# [Problem statement]
Answer with one number only: the number of lines that contain "computer".

# [Records to process]

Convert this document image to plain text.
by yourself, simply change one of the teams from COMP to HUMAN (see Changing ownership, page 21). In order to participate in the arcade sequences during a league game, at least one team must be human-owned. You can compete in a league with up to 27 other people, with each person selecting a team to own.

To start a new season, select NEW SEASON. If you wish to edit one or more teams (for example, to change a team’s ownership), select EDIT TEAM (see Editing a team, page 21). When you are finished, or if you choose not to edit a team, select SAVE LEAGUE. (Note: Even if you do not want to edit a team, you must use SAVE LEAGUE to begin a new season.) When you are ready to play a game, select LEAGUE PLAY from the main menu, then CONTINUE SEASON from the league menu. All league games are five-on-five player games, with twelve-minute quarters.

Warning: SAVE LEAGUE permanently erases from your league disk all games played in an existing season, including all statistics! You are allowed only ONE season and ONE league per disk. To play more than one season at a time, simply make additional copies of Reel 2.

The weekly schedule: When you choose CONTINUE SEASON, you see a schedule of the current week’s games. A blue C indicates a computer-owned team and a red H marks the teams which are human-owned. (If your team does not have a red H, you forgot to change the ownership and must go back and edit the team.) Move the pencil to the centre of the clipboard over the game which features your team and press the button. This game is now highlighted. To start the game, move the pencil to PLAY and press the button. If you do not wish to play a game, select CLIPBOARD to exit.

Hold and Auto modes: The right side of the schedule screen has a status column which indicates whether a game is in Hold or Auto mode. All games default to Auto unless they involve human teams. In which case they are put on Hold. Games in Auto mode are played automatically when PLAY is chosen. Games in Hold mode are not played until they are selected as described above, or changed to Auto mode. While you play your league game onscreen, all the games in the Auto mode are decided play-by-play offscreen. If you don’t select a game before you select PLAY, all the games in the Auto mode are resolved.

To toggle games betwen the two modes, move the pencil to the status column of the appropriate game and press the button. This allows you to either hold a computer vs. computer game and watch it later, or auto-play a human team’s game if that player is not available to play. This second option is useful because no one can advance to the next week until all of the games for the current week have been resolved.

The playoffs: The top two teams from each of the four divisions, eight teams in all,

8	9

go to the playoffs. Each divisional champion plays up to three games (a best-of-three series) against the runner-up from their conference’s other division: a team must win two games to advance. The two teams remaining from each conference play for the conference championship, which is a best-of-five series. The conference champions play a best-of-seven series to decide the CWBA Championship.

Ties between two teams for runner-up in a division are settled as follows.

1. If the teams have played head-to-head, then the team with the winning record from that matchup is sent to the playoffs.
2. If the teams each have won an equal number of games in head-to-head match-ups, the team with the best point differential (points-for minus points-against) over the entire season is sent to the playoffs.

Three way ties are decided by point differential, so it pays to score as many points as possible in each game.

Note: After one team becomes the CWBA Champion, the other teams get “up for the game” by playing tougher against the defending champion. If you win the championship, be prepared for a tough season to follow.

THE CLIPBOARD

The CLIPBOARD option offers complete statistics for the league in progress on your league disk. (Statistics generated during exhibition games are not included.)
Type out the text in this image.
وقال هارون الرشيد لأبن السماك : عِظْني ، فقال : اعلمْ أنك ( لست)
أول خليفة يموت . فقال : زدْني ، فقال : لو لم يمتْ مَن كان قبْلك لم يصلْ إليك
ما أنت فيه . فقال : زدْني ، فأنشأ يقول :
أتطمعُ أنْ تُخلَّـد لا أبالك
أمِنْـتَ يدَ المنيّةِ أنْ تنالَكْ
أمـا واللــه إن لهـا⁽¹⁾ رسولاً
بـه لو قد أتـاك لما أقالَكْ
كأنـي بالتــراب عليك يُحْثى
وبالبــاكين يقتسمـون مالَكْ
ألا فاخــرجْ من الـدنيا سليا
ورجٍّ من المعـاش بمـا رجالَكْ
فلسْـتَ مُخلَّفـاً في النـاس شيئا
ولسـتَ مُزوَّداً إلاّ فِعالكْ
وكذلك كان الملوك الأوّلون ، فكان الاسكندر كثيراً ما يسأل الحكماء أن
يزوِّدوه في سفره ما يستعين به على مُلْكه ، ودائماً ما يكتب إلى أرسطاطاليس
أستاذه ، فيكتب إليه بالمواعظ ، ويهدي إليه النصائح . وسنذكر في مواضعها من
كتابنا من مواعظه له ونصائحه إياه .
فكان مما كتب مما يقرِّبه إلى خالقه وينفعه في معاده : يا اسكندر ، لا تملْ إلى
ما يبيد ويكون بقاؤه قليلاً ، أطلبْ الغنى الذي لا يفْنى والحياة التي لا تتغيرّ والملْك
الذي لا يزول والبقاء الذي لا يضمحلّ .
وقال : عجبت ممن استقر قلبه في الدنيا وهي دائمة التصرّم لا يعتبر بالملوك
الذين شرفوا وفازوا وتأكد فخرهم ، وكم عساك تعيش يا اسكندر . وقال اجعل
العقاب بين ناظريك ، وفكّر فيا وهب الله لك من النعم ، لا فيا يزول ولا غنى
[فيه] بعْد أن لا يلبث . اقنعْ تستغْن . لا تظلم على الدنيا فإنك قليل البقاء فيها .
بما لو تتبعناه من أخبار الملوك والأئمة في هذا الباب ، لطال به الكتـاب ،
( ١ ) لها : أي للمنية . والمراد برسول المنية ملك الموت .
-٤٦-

# [Result]
2